#### Data for processing
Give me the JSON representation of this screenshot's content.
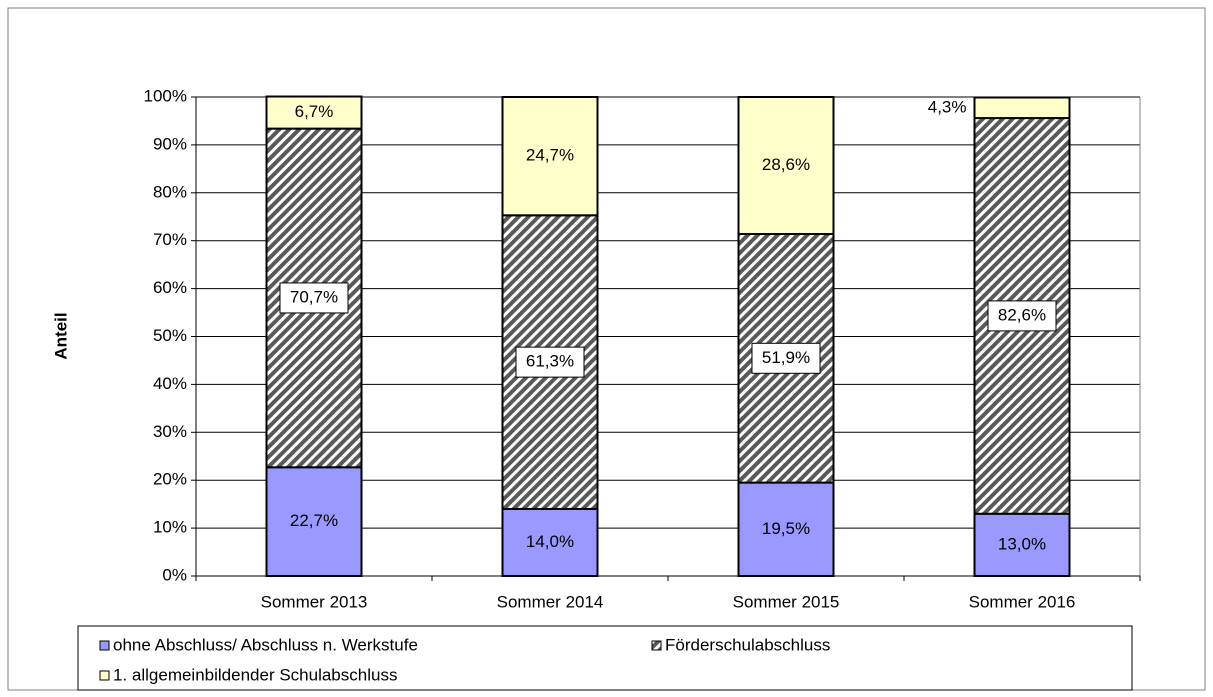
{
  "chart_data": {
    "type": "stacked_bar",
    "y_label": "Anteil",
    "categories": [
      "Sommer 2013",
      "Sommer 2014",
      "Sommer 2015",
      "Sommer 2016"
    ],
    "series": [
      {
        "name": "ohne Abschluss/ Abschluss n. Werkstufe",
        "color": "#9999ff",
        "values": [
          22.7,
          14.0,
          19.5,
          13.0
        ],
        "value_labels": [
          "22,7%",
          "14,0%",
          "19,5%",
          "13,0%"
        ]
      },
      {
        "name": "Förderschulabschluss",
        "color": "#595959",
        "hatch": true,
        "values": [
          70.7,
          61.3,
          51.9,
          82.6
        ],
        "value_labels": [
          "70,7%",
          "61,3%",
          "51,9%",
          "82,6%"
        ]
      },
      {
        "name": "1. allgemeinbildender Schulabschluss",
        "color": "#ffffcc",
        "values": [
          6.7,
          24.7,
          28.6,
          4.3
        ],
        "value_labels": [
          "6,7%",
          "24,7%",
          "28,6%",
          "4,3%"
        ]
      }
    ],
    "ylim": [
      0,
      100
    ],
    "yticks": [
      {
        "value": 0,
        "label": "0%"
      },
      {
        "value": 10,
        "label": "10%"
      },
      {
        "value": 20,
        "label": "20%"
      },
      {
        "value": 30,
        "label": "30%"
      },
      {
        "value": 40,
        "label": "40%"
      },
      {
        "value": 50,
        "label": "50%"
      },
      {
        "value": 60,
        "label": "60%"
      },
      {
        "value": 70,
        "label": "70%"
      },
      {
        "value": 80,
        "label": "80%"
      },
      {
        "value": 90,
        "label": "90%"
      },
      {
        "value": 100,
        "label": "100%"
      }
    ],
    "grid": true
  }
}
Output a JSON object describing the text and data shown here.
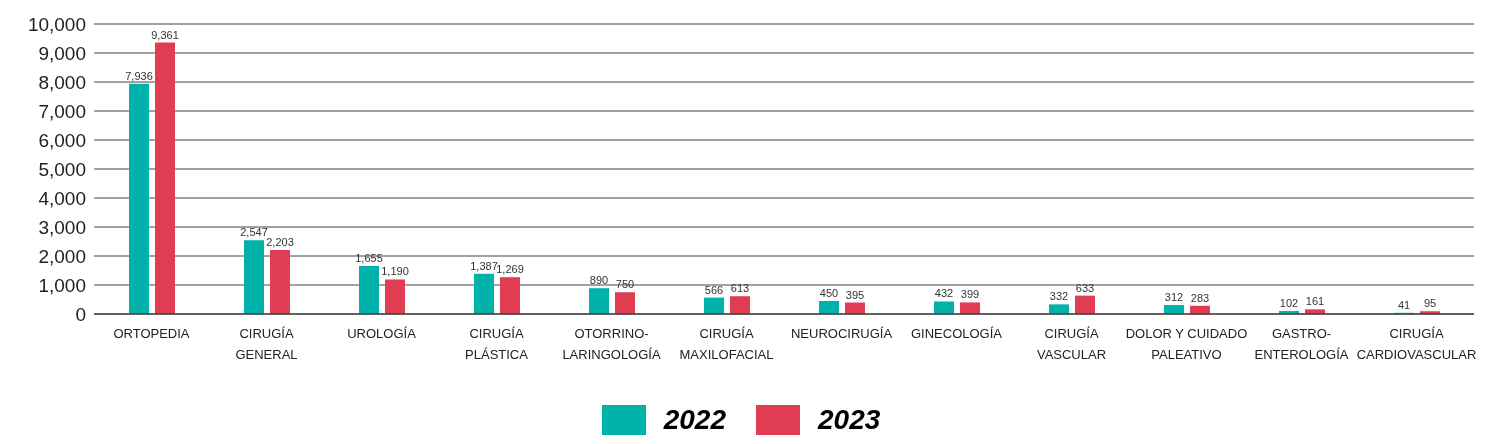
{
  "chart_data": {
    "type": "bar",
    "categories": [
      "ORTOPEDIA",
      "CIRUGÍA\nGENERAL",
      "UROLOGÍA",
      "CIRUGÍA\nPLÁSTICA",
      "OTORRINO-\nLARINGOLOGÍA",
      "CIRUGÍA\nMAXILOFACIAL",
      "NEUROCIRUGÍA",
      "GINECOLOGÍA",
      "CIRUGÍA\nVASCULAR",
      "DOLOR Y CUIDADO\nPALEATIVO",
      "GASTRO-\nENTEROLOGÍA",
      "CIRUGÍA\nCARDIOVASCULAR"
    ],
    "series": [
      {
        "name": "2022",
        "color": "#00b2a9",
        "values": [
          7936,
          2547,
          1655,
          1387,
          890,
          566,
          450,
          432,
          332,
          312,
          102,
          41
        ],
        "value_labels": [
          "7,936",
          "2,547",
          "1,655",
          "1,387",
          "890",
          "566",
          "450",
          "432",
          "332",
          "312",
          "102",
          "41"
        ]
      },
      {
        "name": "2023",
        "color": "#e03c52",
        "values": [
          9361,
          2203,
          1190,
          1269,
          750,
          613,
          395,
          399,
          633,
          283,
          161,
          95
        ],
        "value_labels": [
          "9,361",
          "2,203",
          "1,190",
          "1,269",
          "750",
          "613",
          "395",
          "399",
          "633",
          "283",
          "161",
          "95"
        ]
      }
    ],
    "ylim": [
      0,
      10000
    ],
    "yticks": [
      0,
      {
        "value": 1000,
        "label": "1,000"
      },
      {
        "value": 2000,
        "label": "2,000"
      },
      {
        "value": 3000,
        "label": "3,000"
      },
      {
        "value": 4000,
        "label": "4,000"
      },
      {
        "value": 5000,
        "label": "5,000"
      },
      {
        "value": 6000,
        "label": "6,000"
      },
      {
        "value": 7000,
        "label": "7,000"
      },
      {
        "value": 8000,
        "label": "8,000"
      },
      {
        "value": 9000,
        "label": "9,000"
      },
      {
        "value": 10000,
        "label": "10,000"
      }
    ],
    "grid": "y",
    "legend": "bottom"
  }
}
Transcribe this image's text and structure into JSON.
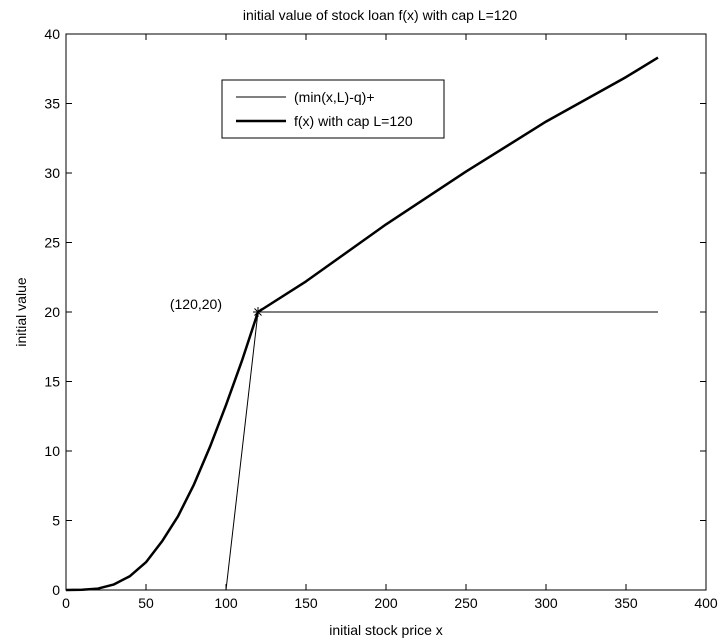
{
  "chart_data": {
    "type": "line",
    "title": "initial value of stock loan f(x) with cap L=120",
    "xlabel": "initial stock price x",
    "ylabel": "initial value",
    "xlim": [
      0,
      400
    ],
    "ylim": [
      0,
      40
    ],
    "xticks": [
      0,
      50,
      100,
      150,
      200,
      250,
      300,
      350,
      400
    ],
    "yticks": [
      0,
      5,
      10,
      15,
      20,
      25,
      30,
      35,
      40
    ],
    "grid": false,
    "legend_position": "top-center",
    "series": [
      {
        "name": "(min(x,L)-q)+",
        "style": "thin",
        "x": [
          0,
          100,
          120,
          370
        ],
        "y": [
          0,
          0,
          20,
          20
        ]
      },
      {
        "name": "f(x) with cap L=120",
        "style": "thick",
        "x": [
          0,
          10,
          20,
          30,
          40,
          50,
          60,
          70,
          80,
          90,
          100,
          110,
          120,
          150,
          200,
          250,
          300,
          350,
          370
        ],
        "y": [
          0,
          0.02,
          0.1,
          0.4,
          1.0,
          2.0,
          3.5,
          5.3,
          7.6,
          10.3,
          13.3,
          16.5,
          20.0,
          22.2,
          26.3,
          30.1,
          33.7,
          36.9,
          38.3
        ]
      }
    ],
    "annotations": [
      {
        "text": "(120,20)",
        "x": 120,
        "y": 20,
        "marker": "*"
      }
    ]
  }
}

#### What you should do
Count the lines of the listing above that include the word "stock" and state the total with nothing else.

#### Result below
2